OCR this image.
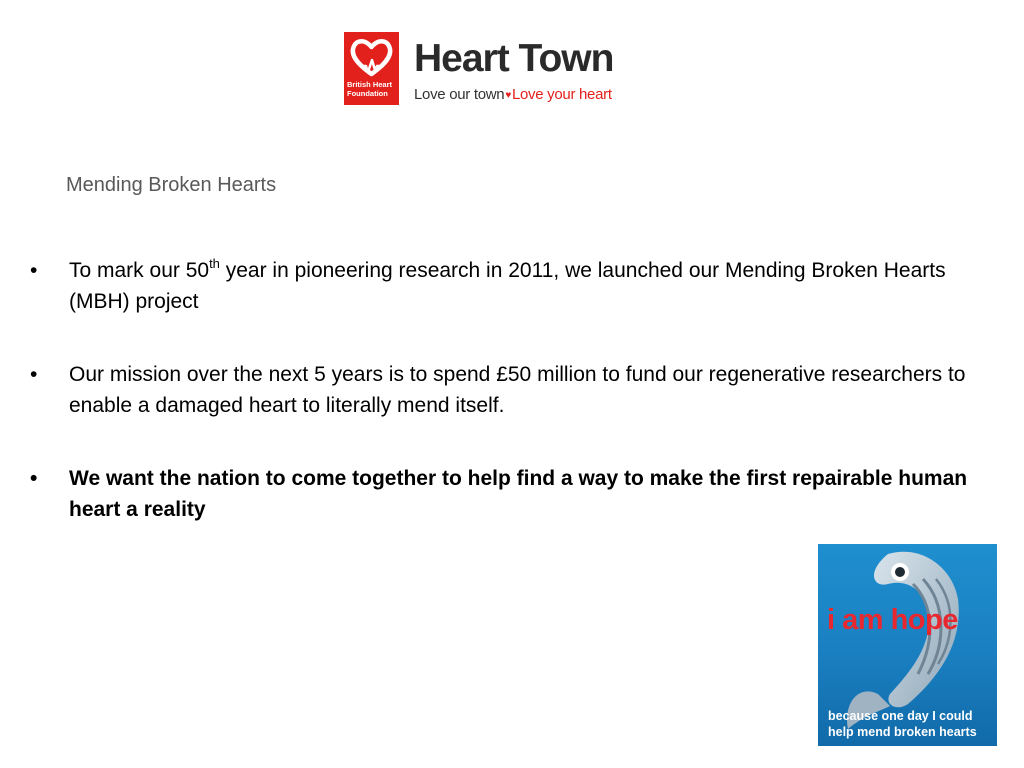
British Heart
Foundation
Heart Town
Love our town♥Love your heart
Mending Broken Hearts
• To mark our 50th year in pioneering research in 2011, we launched our Mending Broken Hearts (MBH) project
• Our mission over the next 5 years is to spend £50 million to fund our regenerative researchers to enable a damaged heart to literally mend itself.
• We want the nation to come together to help find a way to make the first repairable human heart a reality
i am hope
because one day I could
help mend broken hearts
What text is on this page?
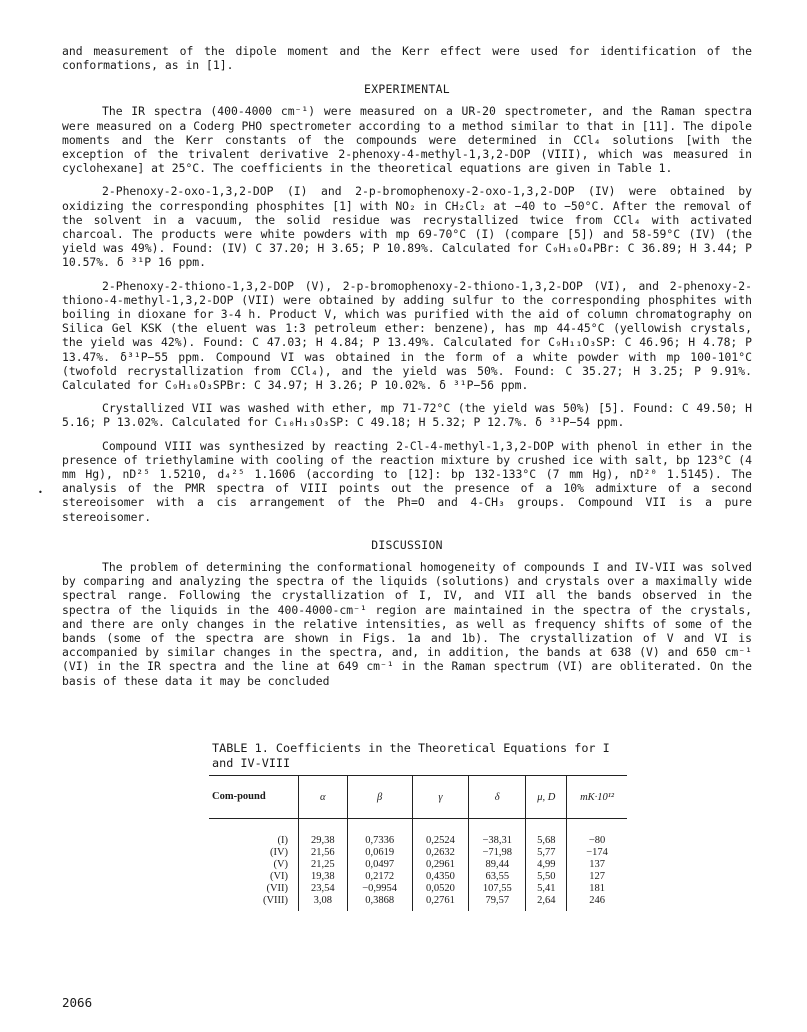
and measurement of the dipole moment and the Kerr effect were used for identification of the conformations, as in [1].

EXPERIMENTAL

The IR spectra (400-4000 cm⁻¹) were measured on a UR-20 spectrometer, and the Raman spectra were measured on a Coderg PHO spectrometer according to a method similar to that in [11]. The dipole moments and the Kerr constants of the compounds were determined in CCl₄ solutions [with the exception of the trivalent derivative 2-phenoxy-4-methyl-1,3,2-DOP (VIII), which was measured in cyclohexane] at 25°C. The coefficients in the theoretical equations are given in Table 1.

2-Phenoxy-2-oxo-1,3,2-DOP (I) and 2-p-bromophenoxy-2-oxo-1,3,2-DOP (IV) were obtained by oxidizing the corresponding phosphites [1] with NO₂ in CH₂Cl₂ at −40 to −50°C. After the removal of the solvent in a vacuum, the solid residue was recrystallized twice from CCl₄ with activated charcoal. The products were white powders with mp 69-70°C (I) (compare [5]) and 58-59°C (IV) (the yield was 49%). Found: (IV) C 37.20; H 3.65; P 10.89%. Calculated for C₉H₁₀O₄PBr: C 36.89; H 3.44; P 10.57%. δ ³¹P 16 ppm.

2-Phenoxy-2-thiono-1,3,2-DOP (V), 2-p-bromophenoxy-2-thiono-1,3,2-DOP (VI), and 2-phenoxy-2-thiono-4-methyl-1,3,2-DOP (VII) were obtained by adding sulfur to the corresponding phosphites with boiling in dioxane for 3-4 h. Product V, which was purified with the aid of column chromatography on Silica Gel KSK (the eluent was 1:3 petroleum ether: benzene), has mp 44-45°C (yellowish crystals, the yield was 42%). Found: C 47.03; H 4.84; P 13.49%. Calculated for C₉H₁₁O₃SP: C 46.96; H 4.78; P 13.47%. δ³¹P−55 ppm. Compound VI was obtained in the form of a white powder with mp 100-101°C (twofold recrystallization from CCl₄), and the yield was 50%. Found: C 35.27; H 3.25; P 9.91%. Calculated for C₉H₁₀O₃SPBr: C 34.97; H 3.26; P 10.02%. δ ³¹P−56 ppm.

Crystallized VII was washed with ether, mp 71-72°C (the yield was 50%) [5]. Found: C 49.50; H 5.16; P 13.02%. Calculated for C₁₀H₁₃O₃SP: C 49.18; H 5.32; P 12.7%. δ ³¹P−54 ppm.

Compound VIII was synthesized by reacting 2-Cl-4-methyl-1,3,2-DOP with phenol in ether in the presence of triethylamine with cooling of the reaction mixture by crushed ice with salt, bp 123°C (4 mm Hg), nD²⁵ 1.5210, d₄²⁵ 1.1606 (according to [12]: bp 132-133°C (7 mm Hg), nD²⁰ 1.5145). The analysis of the PMR spectra of VIII points out the presence of a 10% admixture of a second stereoisomer with a cis arrangement of the Ph=O and 4-CH₃ groups. Compound VII is a pure stereoisomer.

DISCUSSION

The problem of determining the conformational homogeneity of compounds I and IV-VII was solved by comparing and analyzing the spectra of the liquids (solutions) and crystals over a maximally wide spectral range. Following the crystallization of I, IV, and VII all the bands observed in the spectra of the liquids in the 400-4000-cm⁻¹ region are maintained in the spectra of the crystals, and there are only changes in the relative intensities, as well as frequency shifts of some of the bands (some of the spectra are shown in Figs. 1a and 1b). The crystallization of V and VI is accompanied by similar changes in the spectra, and, in addition, the bands at 638 (V) and 650 cm⁻¹ (VI) in the IR spectra and the line at 649 cm⁻¹ in the Raman spectrum (VI) are obliterated. On the basis of these data it may be concluded

•
TABLE 1. Coefficients in the Theoretical Equations for I and IV-VIII
Com-pound	α	β	γ	δ	μ, D	mK·10¹²
(I)	29,38	0,7336	0,2524	−38,31	5,68	−80
(IV)	21,56	0,0619	0,2632	−71,98	5,77	−174
(V)	21,25	0,0497	0,2961	89,44	4,99	137
(VI)	19,38	0,2172	0,4350	63,55	5,50	127
(VII)	23,54	−0,9954	0,0520	107,55	5,41	181
(VIII)	3,08	0,3868	0,2761	79,57	2,64	246
2066
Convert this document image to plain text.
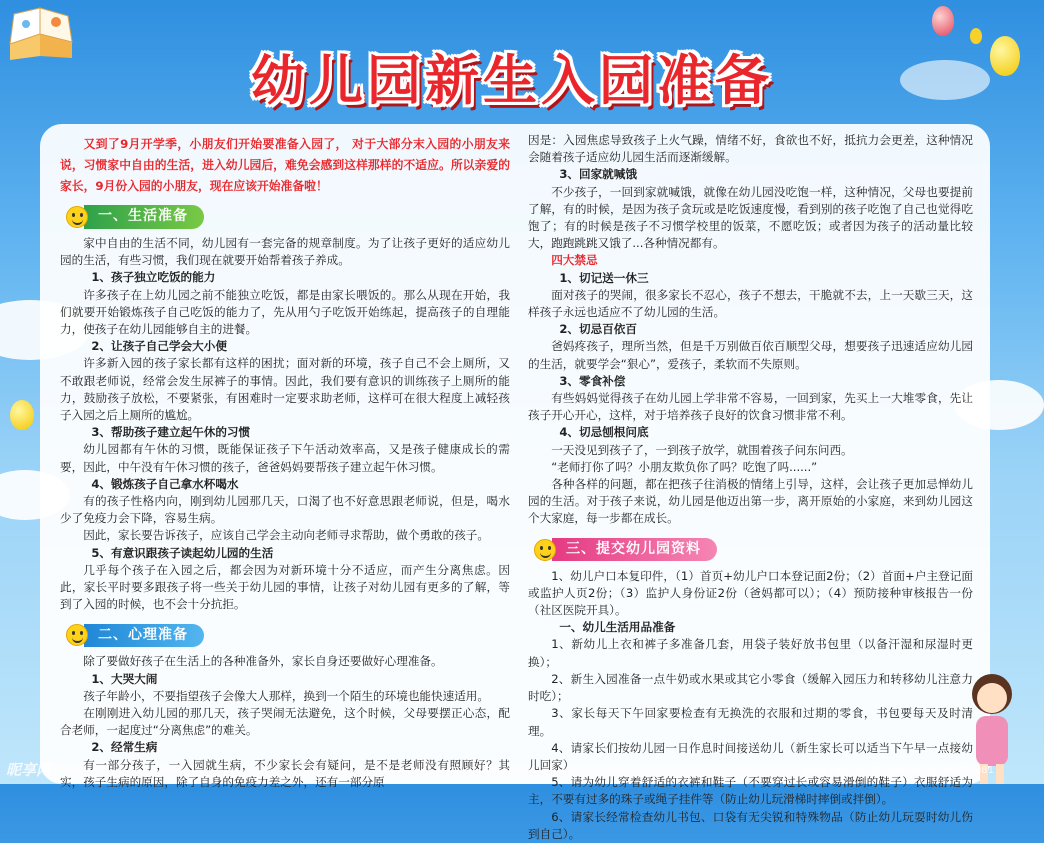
幼儿园新生入园准备

又到了9月开学季，小朋友们开始要准备入园了， 对于大部分末入园的小朋友来说，习惯家中自由的生活，进入幼儿园后，难免会感到这样那样的不适应。所以亲爱的家长，9月份入园的小朋友，现在应该开始准备啦！

一、生活准备

家中自由的生活不同，幼儿园有一套完备的规章制度。为了让孩子更好的适应幼儿园的生活，有些习惯，我们现在就要开始帮着孩子养成。

1、孩子独立吃饭的能力

许多孩子在上幼儿园之前不能独立吃饭，都是由家长喂饭的。那么从现在开始，我们就要开始锻炼孩子自己吃饭的能力了，先从用勺子吃饭开始练起，提高孩子的自理能力，使孩子在幼儿园能够自主的进餐。

2、让孩子自己学会大小便

许多新入园的孩子家长都有这样的困扰；面对新的环境，孩子自己不会上厕所，又不敢跟老师说，经常会发生尿裤子的事情。因此，我们要有意识的训练孩子上厕所的能力，鼓励孩子放松，不要紧张，有困难时一定要求助老师，这样可在很大程度上减轻孩子入园之后上厕所的尴尬。

3、帮助孩子建立起午休的习惯

幼儿园都有午休的习惯，既能保证孩子下午活动效率高，又是孩子健康成长的需要，因此，中午没有午休习惯的孩子，爸爸妈妈要帮孩子建立起午休习惯。

4、锻炼孩子自己拿水杯喝水

有的孩子性格内向，刚到幼儿园那几天，口渴了也不好意思跟老师说，但是，喝水少了免疫力会下降，容易生病。

因此，家长要告诉孩子，应该自己学会主动向老师寻求帮助，做个勇敢的孩子。

5、有意识跟孩子读起幼儿园的生活

几乎每个孩子在入园之后，都会因为对新环境十分不适应，而产生分离焦虑。因此，家长平时要多跟孩子将一些关于幼儿园的事情，让孩子对幼儿园有更多的了解，等到了入园的时候，也不会十分抗拒。

二、心理准备

除了要做好孩子在生活上的各种准备外，家长自身还要做好心理准备。

1、大哭大闹

孩子年龄小，不要指望孩子会像大人那样，换到一个陌生的环境也能快速适用。

在刚刚进入幼儿园的那几天，孩子哭闹无法避免，这个时候，父母要摆正心态，配合老师，一起度过“分离焦虑”的难关。

2、经常生病

有一部分孩子，一入园就生病，不少家长会有疑问，是不是老师没有照顾好？其实，孩子生病的原因，除了自身的免疫力差之外，还有一部分原

因是：入园焦虑导致孩子上火气躁，情绪不好，食欲也不好，抵抗力会更差，这种情况会随着孩子适应幼儿园生活而逐渐缓解。

3、回家就喊饿

不少孩子，一回到家就喊饿，就像在幼儿园没吃饱一样，这种情况，父母也要提前了解，有的时候，是因为孩子贪玩或是吃饭速度慢，看到别的孩子吃饱了自己也觉得吃饱了；有的时候是孩子不习惯学校里的饭菜，不愿吃饭；或者因为孩子的活动量比较大，跑跑跳跳又饿了...各种情况都有。

四大禁忌

1、切记送一休三

面对孩子的哭闹，很多家长不忍心，孩子不想去，干脆就不去，上一天歇三天，这样孩子永远也适应不了幼儿园的生活。

2、切忌百依百

爸妈疼孩子，理所当然，但是千万别做百依百顺型父母，想要孩子迅速适应幼儿园的生活，就要学会“狠心”，爱孩子，柔软而不失原则。

3、零食补偿

有些妈妈觉得孩子在幼儿园上学非常不容易，一回到家，先买上一大堆零食，先让孩子开心开心，这样，对于培养孩子良好的饮食习惯非常不利。

4、切忌刨根问底

一天没见到孩子了，一到孩子放学，就围着孩子问东问西。

“老师打你了吗？小朋友欺负你了吗？吃饱了吗......”

各种各样的问题，都在把孩子往消极的情绪上引导，这样，会让孩子更加忌惮幼儿园的生活。对于孩子来说，幼儿园是他迈出第一步，离开原始的小家庭，来到幼儿园这个大家庭，每一步都在成长。

三、提交幼儿园资料

1、幼儿户口本复印件，（1）首页+幼儿户口本登记面2份；（2）首面+户主登记面或监护人页2份；（3）监护人身份证2份（爸妈都可以）；（4）预防接种审核报告一份（社区医院开具）。

一、幼儿生活用品准备

1、新幼儿上衣和裤子多准备几套，用袋子装好放书包里（以备汗湿和尿湿时更换）；

2、新生入园准备一点牛奶或水果或其它小零食（缓解入园压力和转移幼儿注意力时吃）；

3、家长每天下午回家要检查有无换洗的衣服和过期的零食，书包要每天及时清理。

4、请家长们按幼儿园一日作息时间接送幼儿（新生家长可以适当下午早一点接幼儿回家）

5、请为幼儿穿着舒适的衣裤和鞋子（不要穿过长或容易滑倒的鞋子）衣服舒适为主，不要有过多的珠子或绳子挂件等（防止幼儿玩滑梯时摔倒或拌倒）。

6、请家长经常检查幼儿书包、口袋有无尖锐和特殊物品（防止幼儿玩耍时幼儿伤到自己）。

昵享网	www.nipic.cn ID:4062-8-20250222081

**What to produce:** Extract, from the material above, each line holding the word "dipole".

**Output for this exercise:**
and measurement of the dipole moment and the Kerr effect were used for identification of the conformations, as in [1].
The IR spectra (400-4000 cm⁻¹) were measured on a UR-20 spectrometer, and the Raman spectra were measured on a Coderg PHO spectrometer according to a method similar to that in [11]. The dipole moments and the Kerr constants of the compounds were determined in CCl₄ solutions [with the exception of the trivalent derivative 2-phenoxy-4-methyl-1,3,2-DOP (VIII), which was measured in cyclohexane] at 25°C. The coefficients in the theoretical equations are given in Table 1.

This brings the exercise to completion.